---------- Dataset excerpts

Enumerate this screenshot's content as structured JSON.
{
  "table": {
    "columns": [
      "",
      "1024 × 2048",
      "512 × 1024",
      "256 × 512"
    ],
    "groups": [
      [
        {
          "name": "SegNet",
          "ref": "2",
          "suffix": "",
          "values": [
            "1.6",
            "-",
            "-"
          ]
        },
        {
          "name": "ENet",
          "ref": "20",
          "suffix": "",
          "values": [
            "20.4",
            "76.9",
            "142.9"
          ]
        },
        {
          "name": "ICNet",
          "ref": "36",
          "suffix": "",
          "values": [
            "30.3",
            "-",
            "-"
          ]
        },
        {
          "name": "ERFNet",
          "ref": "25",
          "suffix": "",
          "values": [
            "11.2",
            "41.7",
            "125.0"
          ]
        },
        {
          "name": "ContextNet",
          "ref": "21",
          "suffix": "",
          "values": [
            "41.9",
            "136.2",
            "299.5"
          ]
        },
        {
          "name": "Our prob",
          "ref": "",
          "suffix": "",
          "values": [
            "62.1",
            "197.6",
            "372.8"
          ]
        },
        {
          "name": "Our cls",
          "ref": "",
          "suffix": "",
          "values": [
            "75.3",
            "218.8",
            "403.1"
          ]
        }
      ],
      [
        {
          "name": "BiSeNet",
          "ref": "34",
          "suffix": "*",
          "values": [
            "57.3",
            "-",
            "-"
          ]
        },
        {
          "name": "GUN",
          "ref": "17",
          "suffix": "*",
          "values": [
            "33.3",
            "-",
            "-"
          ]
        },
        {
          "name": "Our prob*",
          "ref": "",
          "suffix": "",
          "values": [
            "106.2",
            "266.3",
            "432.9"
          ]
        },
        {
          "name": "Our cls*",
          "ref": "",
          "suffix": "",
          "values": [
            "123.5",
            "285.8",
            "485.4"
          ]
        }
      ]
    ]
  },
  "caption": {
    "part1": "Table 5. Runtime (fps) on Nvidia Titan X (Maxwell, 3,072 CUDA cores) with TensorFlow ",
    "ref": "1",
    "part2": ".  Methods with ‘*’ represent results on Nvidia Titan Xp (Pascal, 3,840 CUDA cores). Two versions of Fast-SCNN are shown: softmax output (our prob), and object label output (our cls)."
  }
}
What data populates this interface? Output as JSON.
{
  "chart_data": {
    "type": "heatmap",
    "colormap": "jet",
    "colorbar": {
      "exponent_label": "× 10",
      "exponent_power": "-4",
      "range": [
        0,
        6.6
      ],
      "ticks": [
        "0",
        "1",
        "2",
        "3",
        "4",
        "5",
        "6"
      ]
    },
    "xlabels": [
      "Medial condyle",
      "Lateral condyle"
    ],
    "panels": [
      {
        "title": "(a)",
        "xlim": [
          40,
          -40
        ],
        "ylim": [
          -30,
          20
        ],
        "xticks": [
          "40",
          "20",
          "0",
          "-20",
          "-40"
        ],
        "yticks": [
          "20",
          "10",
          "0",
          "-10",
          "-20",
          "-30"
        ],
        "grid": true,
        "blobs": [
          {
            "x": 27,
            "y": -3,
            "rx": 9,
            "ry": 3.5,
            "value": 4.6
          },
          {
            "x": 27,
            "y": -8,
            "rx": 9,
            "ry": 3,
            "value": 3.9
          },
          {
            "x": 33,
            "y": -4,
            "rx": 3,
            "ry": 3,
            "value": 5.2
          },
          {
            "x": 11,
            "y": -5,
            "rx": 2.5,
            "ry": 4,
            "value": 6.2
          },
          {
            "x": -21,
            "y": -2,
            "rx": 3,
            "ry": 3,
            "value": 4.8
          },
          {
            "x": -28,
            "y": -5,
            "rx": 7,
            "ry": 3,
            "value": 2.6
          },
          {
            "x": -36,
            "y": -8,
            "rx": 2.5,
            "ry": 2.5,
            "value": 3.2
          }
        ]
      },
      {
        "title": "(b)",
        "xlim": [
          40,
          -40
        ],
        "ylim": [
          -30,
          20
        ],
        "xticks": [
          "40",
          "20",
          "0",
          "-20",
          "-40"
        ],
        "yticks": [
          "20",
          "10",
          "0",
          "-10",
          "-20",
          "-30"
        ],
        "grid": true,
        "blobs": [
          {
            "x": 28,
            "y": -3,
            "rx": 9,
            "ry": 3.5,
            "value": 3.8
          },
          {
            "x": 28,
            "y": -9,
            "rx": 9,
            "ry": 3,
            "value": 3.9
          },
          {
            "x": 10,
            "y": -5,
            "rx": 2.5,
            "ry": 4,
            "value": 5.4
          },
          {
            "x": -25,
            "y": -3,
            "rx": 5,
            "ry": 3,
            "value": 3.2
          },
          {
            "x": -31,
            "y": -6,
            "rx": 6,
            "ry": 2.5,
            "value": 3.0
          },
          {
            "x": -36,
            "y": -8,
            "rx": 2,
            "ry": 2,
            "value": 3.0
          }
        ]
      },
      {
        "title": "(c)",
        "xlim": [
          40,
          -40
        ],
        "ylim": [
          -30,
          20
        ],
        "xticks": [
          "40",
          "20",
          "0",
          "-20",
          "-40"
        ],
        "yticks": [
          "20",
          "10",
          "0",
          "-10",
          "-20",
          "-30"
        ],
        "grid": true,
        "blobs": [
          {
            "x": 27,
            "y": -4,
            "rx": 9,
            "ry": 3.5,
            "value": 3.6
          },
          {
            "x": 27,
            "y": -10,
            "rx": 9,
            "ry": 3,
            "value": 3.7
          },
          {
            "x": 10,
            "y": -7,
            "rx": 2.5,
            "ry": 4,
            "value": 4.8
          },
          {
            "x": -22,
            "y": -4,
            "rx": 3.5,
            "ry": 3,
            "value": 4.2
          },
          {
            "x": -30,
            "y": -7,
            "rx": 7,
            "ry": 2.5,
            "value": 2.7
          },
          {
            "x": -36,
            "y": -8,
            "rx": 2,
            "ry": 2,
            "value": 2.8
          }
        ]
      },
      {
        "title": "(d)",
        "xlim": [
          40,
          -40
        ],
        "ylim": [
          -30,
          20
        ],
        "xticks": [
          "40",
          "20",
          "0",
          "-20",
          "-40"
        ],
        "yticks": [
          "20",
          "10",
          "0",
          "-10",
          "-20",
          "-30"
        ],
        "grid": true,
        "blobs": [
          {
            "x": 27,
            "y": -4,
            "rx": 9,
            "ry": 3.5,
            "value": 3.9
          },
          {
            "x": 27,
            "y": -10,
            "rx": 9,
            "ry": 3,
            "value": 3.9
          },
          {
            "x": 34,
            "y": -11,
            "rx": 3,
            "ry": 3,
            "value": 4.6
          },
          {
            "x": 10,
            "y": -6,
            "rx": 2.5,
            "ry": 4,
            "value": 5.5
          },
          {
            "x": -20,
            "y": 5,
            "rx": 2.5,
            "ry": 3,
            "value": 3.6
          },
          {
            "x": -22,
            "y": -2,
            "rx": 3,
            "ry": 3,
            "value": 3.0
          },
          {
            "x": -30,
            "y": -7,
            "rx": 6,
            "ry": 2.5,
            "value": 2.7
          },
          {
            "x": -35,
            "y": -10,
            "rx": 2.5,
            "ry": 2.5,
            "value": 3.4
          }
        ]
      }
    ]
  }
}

--------------------

What the task requires: Write out every entry above, word for word.

Output of the task:
Enumerate this screenshot's content as structured JSON.
{
  "table": {
    "columns": [
      "",
      "1024 × 2048",
      "512 × 1024",
      "256 × 512"
    ],
    "groups": [
      [
        {
          "name": "SegNet",
          "ref": "2",
          "suffix": "",
          "values": [
            "1.6",
            "-",
            "-"
          ]
        },
        {
          "name": "ENet",
          "ref": "20",
          "suffix": "",
          "values": [
            "20.4",
            "76.9",
            "142.9"
          ]
        },
        {
          "name": "ICNet",
          "ref": "36",
          "suffix": "",
          "values": [
            "30.3",
            "-",
            "-"
          ]
        },
        {
          "name": "ERFNet",
          "ref": "25",
          "suffix": "",
          "values": [
            "11.2",
            "41.7",
            "125.0"
          ]
        },
        {
          "name": "ContextNet",
          "ref": "21",
          "suffix": "",
          "values": [
            "41.9",
            "136.2",
            "299.5"
          ]
        },
        {
          "name": "Our prob",
          "ref": "",
          "suffix": "",
          "values": [
            "62.1",
            "197.6",
            "372.8"
          ]
        },
        {
          "name": "Our cls",
          "ref": "",
          "suffix": "",
          "values": [
            "75.3",
            "218.8",
            "403.1"
          ]
        }
      ],
      [
        {
          "name": "BiSeNet",
          "ref": "34",
          "suffix": "*",
          "values": [
            "57.3",
            "-",
            "-"
          ]
        },
        {
          "name": "GUN",
          "ref": "17",
          "suffix": "*",
          "values": [
            "33.3",
            "-",
            "-"
          ]
        },
        {
          "name": "Our prob*",
          "ref": "",
          "suffix": "",
          "values": [
            "106.2",
            "266.3",
            "432.9"
          ]
        },
        {
          "name": "Our cls*",
          "ref": "",
          "suffix": "",
          "values": [
            "123.5",
            "285.8",
            "485.4"
          ]
        }
      ]
    ]
  },
  "caption": {
    "part1": "Table 5. Runtime (fps) on Nvidia Titan X (Maxwell, 3,072 CUDA cores) with TensorFlow ",
    "ref": "1",
    "part2": ".  Methods with ‘*’ represent results on Nvidia Titan Xp (Pascal, 3,840 CUDA cores). Two versions of Fast-SCNN are shown: softmax output (our prob), and object label output (our cls)."
  }
}
What data populates this interface? Output as JSON.
{
  "chart_data": {
    "type": "heatmap",
    "colormap": "jet",
    "colorbar": {
      "exponent_label": "× 10",
      "exponent_power": "-4",
      "range": [
        0,
        6.6
      ],
      "ticks": [
        "0",
        "1",
        "2",
        "3",
        "4",
        "5",
        "6"
      ]
    },
    "xlabels": [
      "Medial condyle",
      "Lateral condyle"
    ],
    "panels": [
      {
        "title": "(a)",
        "xlim": [
          40,
          -40
        ],
        "ylim": [
          -30,
          20
        ],
        "xticks": [
          "40",
          "20",
          "0",
          "-20",
          "-40"
        ],
        "yticks": [
          "20",
          "10",
          "0",
          "-10",
          "-20",
          "-30"
        ],
        "grid": true,
        "blobs": [
          {
            "x": 27,
            "y": -3,
            "rx": 9,
            "ry": 3.5,
            "value": 4.6
          },
          {
            "x": 27,
            "y": -8,
            "rx": 9,
            "ry": 3,
            "value": 3.9
          },
          {
            "x": 33,
            "y": -4,
            "rx": 3,
            "ry": 3,
            "value": 5.2
          },
          {
            "x": 11,
            "y": -5,
            "rx": 2.5,
            "ry": 4,
            "value": 6.2
          },
          {
            "x": -21,
            "y": -2,
            "rx": 3,
            "ry": 3,
            "value": 4.8
          },
          {
            "x": -28,
            "y": -5,
            "rx": 7,
            "ry": 3,
            "value": 2.6
          },
          {
            "x": -36,
            "y": -8,
            "rx": 2.5,
            "ry": 2.5,
            "value": 3.2
          }
        ]
      },
      {
        "title": "(b)",
        "xlim": [
          40,
          -40
        ],
        "ylim": [
          -30,
          20
        ],
        "xticks": [
          "40",
          "20",
          "0",
          "-20",
          "-40"
        ],
        "yticks": [
          "20",
          "10",
          "0",
          "-10",
          "-20",
          "-30"
        ],
        "grid": true,
        "blobs": [
          {
            "x": 28,
            "y": -3,
            "rx": 9,
            "ry": 3.5,
            "value": 3.8
          },
          {
            "x": 28,
            "y": -9,
            "rx": 9,
            "ry": 3,
            "value": 3.9
          },
          {
            "x": 10,
            "y": -5,
            "rx": 2.5,
            "ry": 4,
            "value": 5.4
          },
          {
            "x": -25,
            "y": -3,
            "rx": 5,
            "ry": 3,
            "value": 3.2
          },
          {
            "x": -31,
            "y": -6,
            "rx": 6,
            "ry": 2.5,
            "value": 3.0
          },
          {
            "x": -36,
            "y": -8,
            "rx": 2,
            "ry": 2,
            "value": 3.0
          }
        ]
      },
      {
        "title": "(c)",
        "xlim": [
          40,
          -40
        ],
        "ylim": [
          -30,
          20
        ],
        "xticks": [
          "40",
          "20",
          "0",
          "-20",
          "-40"
        ],
        "yticks": [
          "20",
          "10",
          "0",
          "-10",
          "-20",
          "-30"
        ],
        "grid": true,
        "blobs": [
          {
            "x": 27,
            "y": -4,
            "rx": 9,
            "ry": 3.5,
            "value": 3.6
          },
          {
            "x": 27,
            "y": -10,
            "rx": 9,
            "ry": 3,
            "value": 3.7
          },
          {
            "x": 10,
            "y": -7,
            "rx": 2.5,
            "ry": 4,
            "value": 4.8
          },
          {
            "x": -22,
            "y": -4,
            "rx": 3.5,
            "ry": 3,
            "value": 4.2
          },
          {
            "x": -30,
            "y": -7,
            "rx": 7,
            "ry": 2.5,
            "value": 2.7
          },
          {
            "x": -36,
            "y": -8,
            "rx": 2,
            "ry": 2,
            "value": 2.8
          }
        ]
      },
      {
        "title": "(d)",
        "xlim": [
          40,
          -40
        ],
        "ylim": [
          -30,
          20
        ],
        "xticks": [
          "40",
          "20",
          "0",
          "-20",
          "-40"
        ],
        "yticks": [
          "20",
          "10",
          "0",
          "-10",
          "-20",
          "-30"
        ],
        "grid": true,
        "blobs": [
          {
            "x": 27,
            "y": -4,
            "rx": 9,
            "ry": 3.5,
            "value": 3.9
          },
          {
            "x": 27,
            "y": -10,
            "rx": 9,
            "ry": 3,
            "value": 3.9
          },
          {
            "x": 34,
            "y": -11,
            "rx": 3,
            "ry": 3,
            "value": 4.6
          },
          {
            "x": 10,
            "y": -6,
            "rx": 2.5,
            "ry": 4,
            "value": 5.5
          },
          {
            "x": -20,
            "y": 5,
            "rx": 2.5,
            "ry": 3,
            "value": 3.6
          },
          {
            "x": -22,
            "y": -2,
            "rx": 3,
            "ry": 3,
            "value": 3.0
          },
          {
            "x": -30,
            "y": -7,
            "rx": 6,
            "ry": 2.5,
            "value": 2.7
          },
          {
            "x": -35,
            "y": -10,
            "rx": 2.5,
            "ry": 2.5,
            "value": 3.4
          }
        ]
      }
    ]
  }
}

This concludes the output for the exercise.